#### [PROBLEM TO SOLVE]
Skip the images and copy each record exactly as written.

#### [DATA FOR PROCESSING]
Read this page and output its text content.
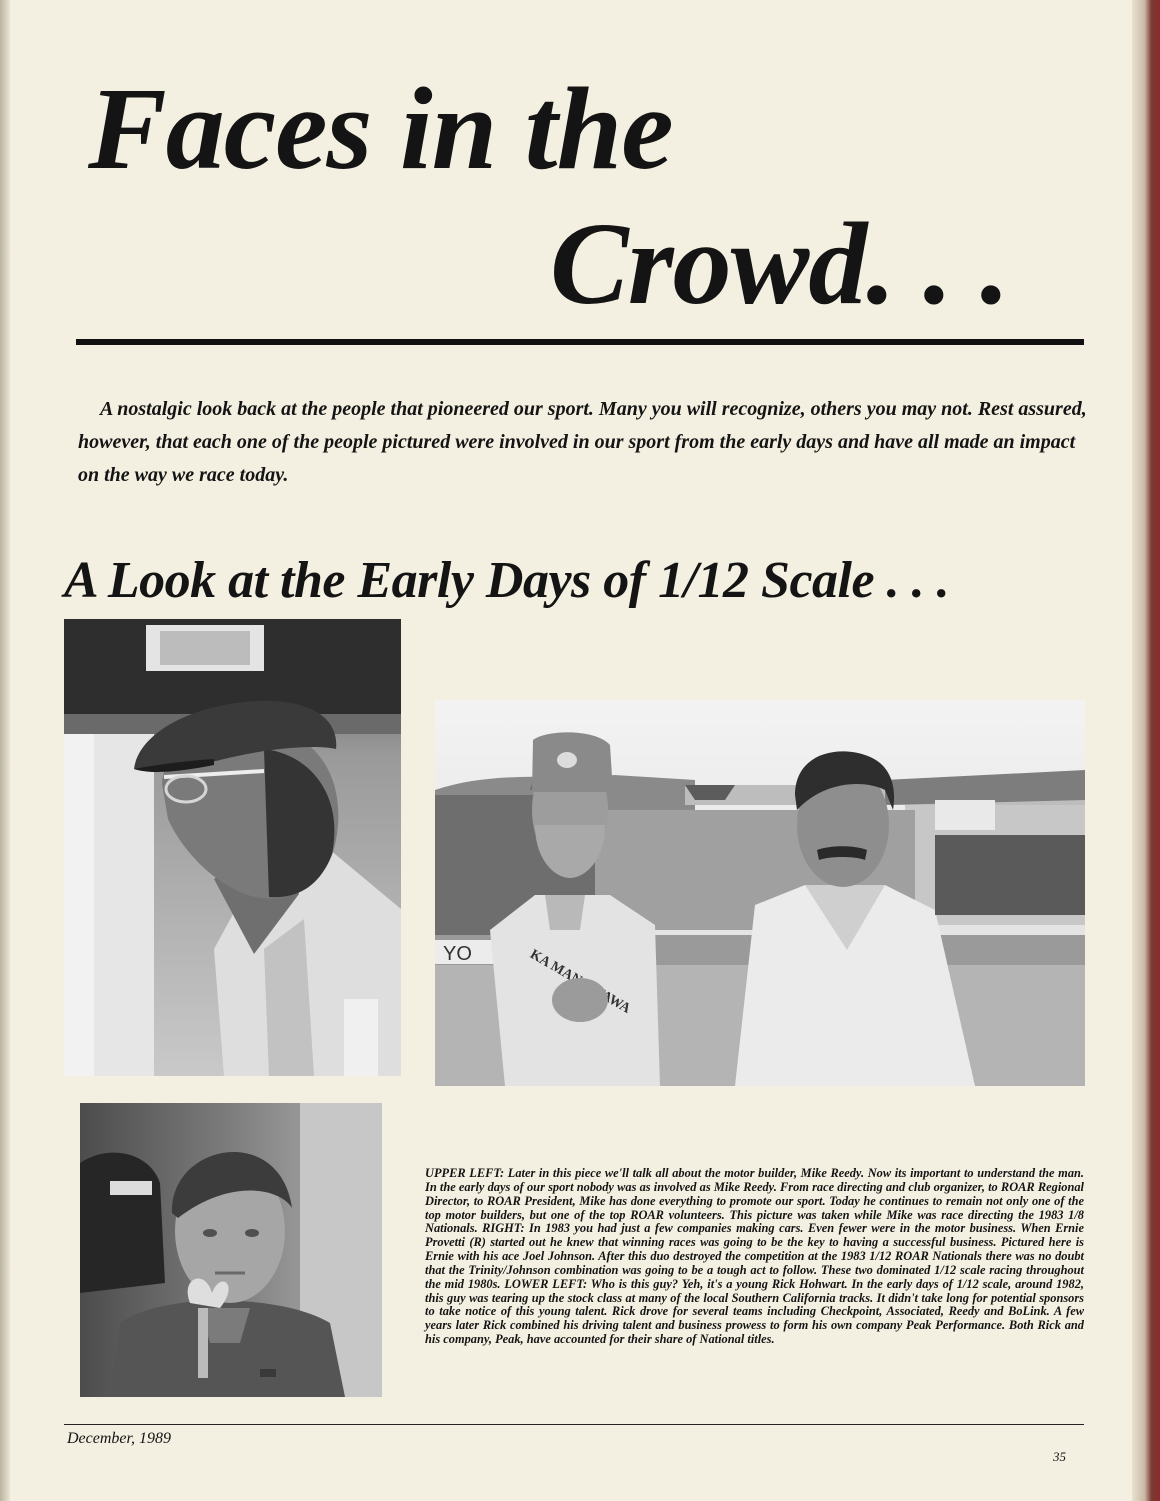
Faces in the
Crowd. . .

A nostalgic look back at the people that pioneered our sport. Many you will recognize, others you may not. Rest assured, however, that each one of the people pictured were involved in our sport from the early days and have all made an impact on the way we race today.

A Look at the Early Days of 1/12 Scale . . .
YO	KA MANA WAWA

UPPER LEFT: Later in this piece we'll talk all about the motor builder, Mike Reedy. Now its important to understand the man. In the early days of our sport nobody was as involved as Mike Reedy. From race directing and club organizer, to ROAR Regional Director, to ROAR President, Mike has done everything to promote our sport. Today he continues to remain not only one of the top motor builders, but one of the top ROAR volunteers. This picture was taken while Mike was race directing the 1983 1/8 Nationals. RIGHT: In 1983 you had just a few companies making cars. Even fewer were in the motor business. When Ernie Provetti (R) started out he knew that winning races was going to be the key to having a successful business. Pictured here is Ernie with his ace Joel Johnson. After this duo destroyed the competition at the 1983 1/12 ROAR Nationals there was no doubt that the Trinity/Johnson combination was going to be a tough act to follow. These two dominated 1/12 scale racing throughout the mid 1980s. LOWER LEFT: Who is this guy? Yeh, it's a young Rick Hohwart. In the early days of 1/12 scale, around 1982, this guy was tearing up the stock class at many of the local Southern California tracks. It didn't take long for potential sponsors to take notice of this young talent. Rick drove for several teams including Checkpoint, Associated, Reedy and BoLink. A few years later Rick combined his driving talent and business prowess to form his own company Peak Performance. Both Rick and his company, Peak, have accounted for their share of National titles.

December, 1989
35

#### [FINISHED ANSWER]
Read this page and output its text content.
Faces in the
Crowd. . .

A nostalgic look back at the people that pioneered our sport. Many you will recognize, others you may not. Rest assured, however, that each one of the people pictured were involved in our sport from the early days and have all made an impact on the way we race today.

A Look at the Early Days of 1/12 Scale . . .
YO	KA MANA WAWA

UPPER LEFT: Later in this piece we'll talk all about the motor builder, Mike Reedy. Now its important to understand the man. In the early days of our sport nobody was as involved as Mike Reedy. From race directing and club organizer, to ROAR Regional Director, to ROAR President, Mike has done everything to promote our sport. Today he continues to remain not only one of the top motor builders, but one of the top ROAR volunteers. This picture was taken while Mike was race directing the 1983 1/8 Nationals. RIGHT: In 1983 you had just a few companies making cars. Even fewer were in the motor business. When Ernie Provetti (R) started out he knew that winning races was going to be the key to having a successful business. Pictured here is Ernie with his ace Joel Johnson. After this duo destroyed the competition at the 1983 1/12 ROAR Nationals there was no doubt that the Trinity/Johnson combination was going to be a tough act to follow. These two dominated 1/12 scale racing throughout the mid 1980s. LOWER LEFT: Who is this guy? Yeh, it's a young Rick Hohwart. In the early days of 1/12 scale, around 1982, this guy was tearing up the stock class at many of the local Southern California tracks. It didn't take long for potential sponsors to take notice of this young talent. Rick drove for several teams including Checkpoint, Associated, Reedy and BoLink. A few years later Rick combined his driving talent and business prowess to form his own company Peak Performance. Both Rick and his company, Peak, have accounted for their share of National titles.

December, 1989
35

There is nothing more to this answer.